* Start DATA EXTRACT *
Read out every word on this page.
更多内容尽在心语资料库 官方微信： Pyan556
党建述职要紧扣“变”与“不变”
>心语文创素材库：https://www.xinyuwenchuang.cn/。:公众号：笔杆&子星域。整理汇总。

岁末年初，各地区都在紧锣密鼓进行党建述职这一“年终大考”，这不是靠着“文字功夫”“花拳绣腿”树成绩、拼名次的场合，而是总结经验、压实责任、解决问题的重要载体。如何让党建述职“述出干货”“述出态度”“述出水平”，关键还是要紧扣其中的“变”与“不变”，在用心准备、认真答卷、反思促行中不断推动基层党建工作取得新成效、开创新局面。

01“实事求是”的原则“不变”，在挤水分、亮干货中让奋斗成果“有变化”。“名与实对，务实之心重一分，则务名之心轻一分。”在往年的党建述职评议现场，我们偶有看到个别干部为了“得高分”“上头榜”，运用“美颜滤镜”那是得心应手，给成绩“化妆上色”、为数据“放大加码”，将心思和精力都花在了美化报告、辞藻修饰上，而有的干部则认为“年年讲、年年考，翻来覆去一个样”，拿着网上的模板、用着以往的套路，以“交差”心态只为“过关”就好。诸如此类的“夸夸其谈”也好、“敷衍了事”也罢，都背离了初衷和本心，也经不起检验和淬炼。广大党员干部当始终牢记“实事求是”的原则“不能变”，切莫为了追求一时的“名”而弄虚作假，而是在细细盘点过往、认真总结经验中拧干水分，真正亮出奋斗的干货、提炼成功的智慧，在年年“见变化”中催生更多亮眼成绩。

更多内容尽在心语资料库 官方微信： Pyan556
* End DATA EXTRACT *
SET PROBLEM >>
Write the listing out again, exactly as it reads.

EXERCISE ANSWER >>
Read out every word on this page.
更多内容尽在心语资料库 官方微信： Pyan556
党建述职要紧扣“变”与“不变”
>心语文创素材库：https://www.xinyuwenchuang.cn/。:公众号：笔杆&子星域。整理汇总。

岁末年初，各地区都在紧锣密鼓进行党建述职这一“年终大考”，这不是靠着“文字功夫”“花拳绣腿”树成绩、拼名次的场合，而是总结经验、压实责任、解决问题的重要载体。如何让党建述职“述出干货”“述出态度”“述出水平”，关键还是要紧扣其中的“变”与“不变”，在用心准备、认真答卷、反思促行中不断推动基层党建工作取得新成效、开创新局面。

01“实事求是”的原则“不变”，在挤水分、亮干货中让奋斗成果“有变化”。“名与实对，务实之心重一分，则务名之心轻一分。”在往年的党建述职评议现场，我们偶有看到个别干部为了“得高分”“上头榜”，运用“美颜滤镜”那是得心应手，给成绩“化妆上色”、为数据“放大加码”，将心思和精力都花在了美化报告、辞藻修饰上，而有的干部则认为“年年讲、年年考，翻来覆去一个样”，拿着网上的模板、用着以往的套路，以“交差”心态只为“过关”就好。诸如此类的“夸夸其谈”也好、“敷衍了事”也罢，都背离了初衷和本心，也经不起检验和淬炼。广大党员干部当始终牢记“实事求是”的原则“不能变”，切莫为了追求一时的“名”而弄虚作假，而是在细细盘点过往、认真总结经验中拧干水分，真正亮出奋斗的干货、提炼成功的智慧，在年年“见变化”中催生更多亮眼成绩。

更多内容尽在心语资料库 官方微信： Pyan556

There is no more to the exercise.